### WORK REQUIRED
Each line that holds the word "Claims" counts once. Give the total number of such lines and nothing else.

Structured figure records
>>>>>
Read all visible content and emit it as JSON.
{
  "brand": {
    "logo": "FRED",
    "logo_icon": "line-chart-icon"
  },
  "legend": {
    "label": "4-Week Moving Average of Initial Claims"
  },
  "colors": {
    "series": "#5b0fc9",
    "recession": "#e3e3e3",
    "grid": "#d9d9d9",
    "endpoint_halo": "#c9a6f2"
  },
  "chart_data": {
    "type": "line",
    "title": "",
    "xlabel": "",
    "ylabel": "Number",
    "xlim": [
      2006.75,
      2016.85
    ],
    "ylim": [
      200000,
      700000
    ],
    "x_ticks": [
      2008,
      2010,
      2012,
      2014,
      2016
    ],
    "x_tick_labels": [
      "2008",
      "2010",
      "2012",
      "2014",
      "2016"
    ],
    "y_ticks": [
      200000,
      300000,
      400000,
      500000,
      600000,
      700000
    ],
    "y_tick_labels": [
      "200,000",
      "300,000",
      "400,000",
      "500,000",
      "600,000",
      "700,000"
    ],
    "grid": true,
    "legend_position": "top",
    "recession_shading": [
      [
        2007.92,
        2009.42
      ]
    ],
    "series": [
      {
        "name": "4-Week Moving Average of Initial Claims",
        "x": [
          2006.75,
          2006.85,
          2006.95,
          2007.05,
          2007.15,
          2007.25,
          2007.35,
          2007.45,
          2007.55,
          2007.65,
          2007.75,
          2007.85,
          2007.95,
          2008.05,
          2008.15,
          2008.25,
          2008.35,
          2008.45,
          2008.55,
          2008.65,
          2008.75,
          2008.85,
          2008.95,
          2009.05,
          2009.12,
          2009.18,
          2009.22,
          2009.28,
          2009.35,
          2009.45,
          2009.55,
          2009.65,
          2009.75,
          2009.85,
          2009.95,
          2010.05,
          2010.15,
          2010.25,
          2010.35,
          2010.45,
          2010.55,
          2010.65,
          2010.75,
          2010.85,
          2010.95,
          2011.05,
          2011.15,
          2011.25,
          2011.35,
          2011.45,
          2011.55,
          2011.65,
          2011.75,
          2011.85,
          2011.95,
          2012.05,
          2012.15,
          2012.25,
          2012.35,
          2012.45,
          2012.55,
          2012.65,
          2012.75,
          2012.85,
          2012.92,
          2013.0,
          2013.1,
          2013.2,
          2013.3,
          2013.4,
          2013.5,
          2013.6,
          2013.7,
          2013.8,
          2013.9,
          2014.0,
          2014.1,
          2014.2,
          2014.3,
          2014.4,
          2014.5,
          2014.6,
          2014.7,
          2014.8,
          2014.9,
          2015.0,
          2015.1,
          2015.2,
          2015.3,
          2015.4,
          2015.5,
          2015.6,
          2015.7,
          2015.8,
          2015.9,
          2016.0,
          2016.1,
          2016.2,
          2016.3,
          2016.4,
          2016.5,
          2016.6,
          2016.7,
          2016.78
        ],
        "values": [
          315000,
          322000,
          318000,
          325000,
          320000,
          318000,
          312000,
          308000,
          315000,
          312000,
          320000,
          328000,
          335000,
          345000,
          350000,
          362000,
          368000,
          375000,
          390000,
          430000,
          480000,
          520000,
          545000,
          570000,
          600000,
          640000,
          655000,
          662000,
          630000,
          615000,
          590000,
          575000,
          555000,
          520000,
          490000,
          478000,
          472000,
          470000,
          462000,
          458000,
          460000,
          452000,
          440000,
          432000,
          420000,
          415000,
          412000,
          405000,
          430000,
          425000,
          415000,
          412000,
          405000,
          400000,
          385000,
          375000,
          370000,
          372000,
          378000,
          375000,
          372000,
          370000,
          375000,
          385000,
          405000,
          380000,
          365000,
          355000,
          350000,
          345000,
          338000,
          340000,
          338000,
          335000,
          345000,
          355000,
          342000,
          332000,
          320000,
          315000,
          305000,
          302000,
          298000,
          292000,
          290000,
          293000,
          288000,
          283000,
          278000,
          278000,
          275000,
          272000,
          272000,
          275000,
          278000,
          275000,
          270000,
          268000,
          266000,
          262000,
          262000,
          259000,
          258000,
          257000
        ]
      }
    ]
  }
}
<<<<<
### EXERCISE SOLUTION
2